• Your instructions
Can you quote the records below in full, word for word?

• Raw records

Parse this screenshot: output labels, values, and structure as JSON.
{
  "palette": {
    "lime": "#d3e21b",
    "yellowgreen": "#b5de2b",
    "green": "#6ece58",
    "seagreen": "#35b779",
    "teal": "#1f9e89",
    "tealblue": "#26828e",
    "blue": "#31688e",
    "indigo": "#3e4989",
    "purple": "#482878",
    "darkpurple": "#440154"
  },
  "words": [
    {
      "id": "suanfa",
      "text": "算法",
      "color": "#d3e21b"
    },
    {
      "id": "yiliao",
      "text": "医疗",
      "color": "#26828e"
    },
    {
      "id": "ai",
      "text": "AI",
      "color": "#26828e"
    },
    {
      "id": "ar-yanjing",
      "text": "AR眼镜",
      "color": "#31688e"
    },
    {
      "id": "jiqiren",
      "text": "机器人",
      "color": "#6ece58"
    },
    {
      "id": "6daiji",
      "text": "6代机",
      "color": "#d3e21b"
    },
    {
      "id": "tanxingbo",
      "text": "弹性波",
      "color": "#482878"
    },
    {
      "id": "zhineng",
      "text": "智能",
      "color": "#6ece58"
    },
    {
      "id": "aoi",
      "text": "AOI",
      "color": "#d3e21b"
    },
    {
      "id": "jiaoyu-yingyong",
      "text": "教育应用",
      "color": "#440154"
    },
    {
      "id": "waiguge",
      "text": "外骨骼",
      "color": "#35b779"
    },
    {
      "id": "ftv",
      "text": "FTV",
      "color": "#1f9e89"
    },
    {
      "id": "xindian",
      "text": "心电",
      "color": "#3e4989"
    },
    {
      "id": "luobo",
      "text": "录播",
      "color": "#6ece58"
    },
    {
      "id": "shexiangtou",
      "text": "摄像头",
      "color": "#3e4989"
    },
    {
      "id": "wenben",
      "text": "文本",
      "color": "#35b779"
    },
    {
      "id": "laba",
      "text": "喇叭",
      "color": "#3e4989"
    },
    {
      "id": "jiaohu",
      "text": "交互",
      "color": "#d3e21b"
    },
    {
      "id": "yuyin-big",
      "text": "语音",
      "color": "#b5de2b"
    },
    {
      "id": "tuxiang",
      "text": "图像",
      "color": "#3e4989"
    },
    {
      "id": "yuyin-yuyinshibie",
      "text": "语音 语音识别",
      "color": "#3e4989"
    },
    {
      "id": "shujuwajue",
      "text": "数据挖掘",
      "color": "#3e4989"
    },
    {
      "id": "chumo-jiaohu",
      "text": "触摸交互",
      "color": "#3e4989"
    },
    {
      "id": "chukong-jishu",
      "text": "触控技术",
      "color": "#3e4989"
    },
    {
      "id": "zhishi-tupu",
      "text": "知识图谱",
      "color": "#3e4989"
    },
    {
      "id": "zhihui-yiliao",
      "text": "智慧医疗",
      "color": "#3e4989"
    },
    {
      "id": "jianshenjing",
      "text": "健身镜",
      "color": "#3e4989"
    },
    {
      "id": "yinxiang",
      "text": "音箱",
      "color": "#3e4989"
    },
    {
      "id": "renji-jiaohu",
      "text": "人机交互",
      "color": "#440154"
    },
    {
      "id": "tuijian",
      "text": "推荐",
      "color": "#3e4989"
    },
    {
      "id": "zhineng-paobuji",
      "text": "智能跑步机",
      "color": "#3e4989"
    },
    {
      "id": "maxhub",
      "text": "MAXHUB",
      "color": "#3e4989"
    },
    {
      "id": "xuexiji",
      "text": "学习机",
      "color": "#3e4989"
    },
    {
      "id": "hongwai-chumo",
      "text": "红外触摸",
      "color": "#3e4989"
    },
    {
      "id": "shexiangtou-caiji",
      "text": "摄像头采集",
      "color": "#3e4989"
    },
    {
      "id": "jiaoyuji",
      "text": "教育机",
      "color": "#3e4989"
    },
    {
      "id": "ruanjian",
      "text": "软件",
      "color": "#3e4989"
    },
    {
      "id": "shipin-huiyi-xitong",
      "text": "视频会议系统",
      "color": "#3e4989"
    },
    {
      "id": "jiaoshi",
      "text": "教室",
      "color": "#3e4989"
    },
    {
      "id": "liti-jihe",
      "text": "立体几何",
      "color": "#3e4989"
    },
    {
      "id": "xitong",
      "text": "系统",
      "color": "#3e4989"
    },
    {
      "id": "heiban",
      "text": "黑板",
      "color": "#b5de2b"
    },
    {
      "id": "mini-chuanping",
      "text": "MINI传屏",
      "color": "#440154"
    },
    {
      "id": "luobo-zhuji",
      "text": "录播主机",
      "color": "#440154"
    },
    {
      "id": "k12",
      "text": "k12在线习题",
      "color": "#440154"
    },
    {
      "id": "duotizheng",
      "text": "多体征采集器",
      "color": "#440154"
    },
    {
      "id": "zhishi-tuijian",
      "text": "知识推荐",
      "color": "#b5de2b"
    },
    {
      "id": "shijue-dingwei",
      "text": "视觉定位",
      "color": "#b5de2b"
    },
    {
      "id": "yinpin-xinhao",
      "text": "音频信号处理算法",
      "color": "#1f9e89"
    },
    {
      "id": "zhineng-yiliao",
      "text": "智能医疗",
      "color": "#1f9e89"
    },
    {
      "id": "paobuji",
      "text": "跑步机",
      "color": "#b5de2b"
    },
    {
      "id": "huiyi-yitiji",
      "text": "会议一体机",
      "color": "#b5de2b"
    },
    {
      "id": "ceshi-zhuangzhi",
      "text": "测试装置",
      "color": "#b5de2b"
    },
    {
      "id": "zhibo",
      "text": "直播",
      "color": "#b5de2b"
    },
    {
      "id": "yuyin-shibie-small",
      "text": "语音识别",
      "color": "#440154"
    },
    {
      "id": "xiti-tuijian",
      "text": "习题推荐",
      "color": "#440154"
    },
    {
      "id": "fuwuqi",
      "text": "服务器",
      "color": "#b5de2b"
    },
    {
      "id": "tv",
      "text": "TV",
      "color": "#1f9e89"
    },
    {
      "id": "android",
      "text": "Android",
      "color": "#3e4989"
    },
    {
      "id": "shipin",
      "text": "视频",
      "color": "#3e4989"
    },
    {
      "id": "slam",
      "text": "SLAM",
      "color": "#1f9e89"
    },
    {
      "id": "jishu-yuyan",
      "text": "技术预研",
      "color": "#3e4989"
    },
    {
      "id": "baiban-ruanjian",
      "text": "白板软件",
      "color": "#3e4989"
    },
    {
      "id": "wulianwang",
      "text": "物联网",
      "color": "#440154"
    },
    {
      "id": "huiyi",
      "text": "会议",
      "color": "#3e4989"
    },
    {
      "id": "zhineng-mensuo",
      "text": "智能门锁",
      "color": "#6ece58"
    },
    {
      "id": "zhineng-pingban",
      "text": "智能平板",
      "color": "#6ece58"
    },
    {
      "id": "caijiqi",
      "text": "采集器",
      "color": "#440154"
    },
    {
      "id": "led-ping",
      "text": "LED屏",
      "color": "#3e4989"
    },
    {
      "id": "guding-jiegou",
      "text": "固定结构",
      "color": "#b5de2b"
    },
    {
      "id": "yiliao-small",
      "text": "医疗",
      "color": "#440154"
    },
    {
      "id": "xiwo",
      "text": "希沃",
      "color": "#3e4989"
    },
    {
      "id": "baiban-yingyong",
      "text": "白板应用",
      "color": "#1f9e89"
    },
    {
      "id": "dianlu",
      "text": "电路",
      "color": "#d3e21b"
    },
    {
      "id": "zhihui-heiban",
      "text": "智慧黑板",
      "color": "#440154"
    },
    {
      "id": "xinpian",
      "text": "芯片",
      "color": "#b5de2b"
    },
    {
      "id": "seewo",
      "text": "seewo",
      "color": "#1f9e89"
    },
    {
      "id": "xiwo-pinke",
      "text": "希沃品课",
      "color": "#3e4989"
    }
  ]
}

• Task answer
Parse this screenshot: output labels, values, and structure as JSON.
{
  "palette": {
    "lime": "#d3e21b",
    "yellowgreen": "#b5de2b",
    "green": "#6ece58",
    "seagreen": "#35b779",
    "teal": "#1f9e89",
    "tealblue": "#26828e",
    "blue": "#31688e",
    "indigo": "#3e4989",
    "purple": "#482878",
    "darkpurple": "#440154"
  },
  "words": [
    {
      "id": "suanfa",
      "text": "算法",
      "color": "#d3e21b"
    },
    {
      "id": "yiliao",
      "text": "医疗",
      "color": "#26828e"
    },
    {
      "id": "ai",
      "text": "AI",
      "color": "#26828e"
    },
    {
      "id": "ar-yanjing",
      "text": "AR眼镜",
      "color": "#31688e"
    },
    {
      "id": "jiqiren",
      "text": "机器人",
      "color": "#6ece58"
    },
    {
      "id": "6daiji",
      "text": "6代机",
      "color": "#d3e21b"
    },
    {
      "id": "tanxingbo",
      "text": "弹性波",
      "color": "#482878"
    },
    {
      "id": "zhineng",
      "text": "智能",
      "color": "#6ece58"
    },
    {
      "id": "aoi",
      "text": "AOI",
      "color": "#d3e21b"
    },
    {
      "id": "jiaoyu-yingyong",
      "text": "教育应用",
      "color": "#440154"
    },
    {
      "id": "waiguge",
      "text": "外骨骼",
      "color": "#35b779"
    },
    {
      "id": "ftv",
      "text": "FTV",
      "color": "#1f9e89"
    },
    {
      "id": "xindian",
      "text": "心电",
      "color": "#3e4989"
    },
    {
      "id": "luobo",
      "text": "录播",
      "color": "#6ece58"
    },
    {
      "id": "shexiangtou",
      "text": "摄像头",
      "color": "#3e4989"
    },
    {
      "id": "wenben",
      "text": "文本",
      "color": "#35b779"
    },
    {
      "id": "laba",
      "text": "喇叭",
      "color": "#3e4989"
    },
    {
      "id": "jiaohu",
      "text": "交互",
      "color": "#d3e21b"
    },
    {
      "id": "yuyin-big",
      "text": "语音",
      "color": "#b5de2b"
    },
    {
      "id": "tuxiang",
      "text": "图像",
      "color": "#3e4989"
    },
    {
      "id": "yuyin-yuyinshibie",
      "text": "语音 语音识别",
      "color": "#3e4989"
    },
    {
      "id": "shujuwajue",
      "text": "数据挖掘",
      "color": "#3e4989"
    },
    {
      "id": "chumo-jiaohu",
      "text": "触摸交互",
      "color": "#3e4989"
    },
    {
      "id": "chukong-jishu",
      "text": "触控技术",
      "color": "#3e4989"
    },
    {
      "id": "zhishi-tupu",
      "text": "知识图谱",
      "color": "#3e4989"
    },
    {
      "id": "zhihui-yiliao",
      "text": "智慧医疗",
      "color": "#3e4989"
    },
    {
      "id": "jianshenjing",
      "text": "健身镜",
      "color": "#3e4989"
    },
    {
      "id": "yinxiang",
      "text": "音箱",
      "color": "#3e4989"
    },
    {
      "id": "renji-jiaohu",
      "text": "人机交互",
      "color": "#440154"
    },
    {
      "id": "tuijian",
      "text": "推荐",
      "color": "#3e4989"
    },
    {
      "id": "zhineng-paobuji",
      "text": "智能跑步机",
      "color": "#3e4989"
    },
    {
      "id": "maxhub",
      "text": "MAXHUB",
      "color": "#3e4989"
    },
    {
      "id": "xuexiji",
      "text": "学习机",
      "color": "#3e4989"
    },
    {
      "id": "hongwai-chumo",
      "text": "红外触摸",
      "color": "#3e4989"
    },
    {
      "id": "shexiangtou-caiji",
      "text": "摄像头采集",
      "color": "#3e4989"
    },
    {
      "id": "jiaoyuji",
      "text": "教育机",
      "color": "#3e4989"
    },
    {
      "id": "ruanjian",
      "text": "软件",
      "color": "#3e4989"
    },
    {
      "id": "shipin-huiyi-xitong",
      "text": "视频会议系统",
      "color": "#3e4989"
    },
    {
      "id": "jiaoshi",
      "text": "教室",
      "color": "#3e4989"
    },
    {
      "id": "liti-jihe",
      "text": "立体几何",
      "color": "#3e4989"
    },
    {
      "id": "xitong",
      "text": "系统",
      "color": "#3e4989"
    },
    {
      "id": "heiban",
      "text": "黑板",
      "color": "#b5de2b"
    },
    {
      "id": "mini-chuanping",
      "text": "MINI传屏",
      "color": "#440154"
    },
    {
      "id": "luobo-zhuji",
      "text": "录播主机",
      "color": "#440154"
    },
    {
      "id": "k12",
      "text": "k12在线习题",
      "color": "#440154"
    },
    {
      "id": "duotizheng",
      "text": "多体征采集器",
      "color": "#440154"
    },
    {
      "id": "zhishi-tuijian",
      "text": "知识推荐",
      "color": "#b5de2b"
    },
    {
      "id": "shijue-dingwei",
      "text": "视觉定位",
      "color": "#b5de2b"
    },
    {
      "id": "yinpin-xinhao",
      "text": "音频信号处理算法",
      "color": "#1f9e89"
    },
    {
      "id": "zhineng-yiliao",
      "text": "智能医疗",
      "color": "#1f9e89"
    },
    {
      "id": "paobuji",
      "text": "跑步机",
      "color": "#b5de2b"
    },
    {
      "id": "huiyi-yitiji",
      "text": "会议一体机",
      "color": "#b5de2b"
    },
    {
      "id": "ceshi-zhuangzhi",
      "text": "测试装置",
      "color": "#b5de2b"
    },
    {
      "id": "zhibo",
      "text": "直播",
      "color": "#b5de2b"
    },
    {
      "id": "yuyin-shibie-small",
      "text": "语音识别",
      "color": "#440154"
    },
    {
      "id": "xiti-tuijian",
      "text": "习题推荐",
      "color": "#440154"
    },
    {
      "id": "fuwuqi",
      "text": "服务器",
      "color": "#b5de2b"
    },
    {
      "id": "tv",
      "text": "TV",
      "color": "#1f9e89"
    },
    {
      "id": "android",
      "text": "Android",
      "color": "#3e4989"
    },
    {
      "id": "shipin",
      "text": "视频",
      "color": "#3e4989"
    },
    {
      "id": "slam",
      "text": "SLAM",
      "color": "#1f9e89"
    },
    {
      "id": "jishu-yuyan",
      "text": "技术预研",
      "color": "#3e4989"
    },
    {
      "id": "baiban-ruanjian",
      "text": "白板软件",
      "color": "#3e4989"
    },
    {
      "id": "wulianwang",
      "text": "物联网",
      "color": "#440154"
    },
    {
      "id": "huiyi",
      "text": "会议",
      "color": "#3e4989"
    },
    {
      "id": "zhineng-mensuo",
      "text": "智能门锁",
      "color": "#6ece58"
    },
    {
      "id": "zhineng-pingban",
      "text": "智能平板",
      "color": "#6ece58"
    },
    {
      "id": "caijiqi",
      "text": "采集器",
      "color": "#440154"
    },
    {
      "id": "led-ping",
      "text": "LED屏",
      "color": "#3e4989"
    },
    {
      "id": "guding-jiegou",
      "text": "固定结构",
      "color": "#b5de2b"
    },
    {
      "id": "yiliao-small",
      "text": "医疗",
      "color": "#440154"
    },
    {
      "id": "xiwo",
      "text": "希沃",
      "color": "#3e4989"
    },
    {
      "id": "baiban-yingyong",
      "text": "白板应用",
      "color": "#1f9e89"
    },
    {
      "id": "dianlu",
      "text": "电路",
      "color": "#d3e21b"
    },
    {
      "id": "zhihui-heiban",
      "text": "智慧黑板",
      "color": "#440154"
    },
    {
      "id": "xinpian",
      "text": "芯片",
      "color": "#b5de2b"
    },
    {
      "id": "seewo",
      "text": "seewo",
      "color": "#1f9e89"
    },
    {
      "id": "xiwo-pinke",
      "text": "希沃品课",
      "color": "#3e4989"
    }
  ]
}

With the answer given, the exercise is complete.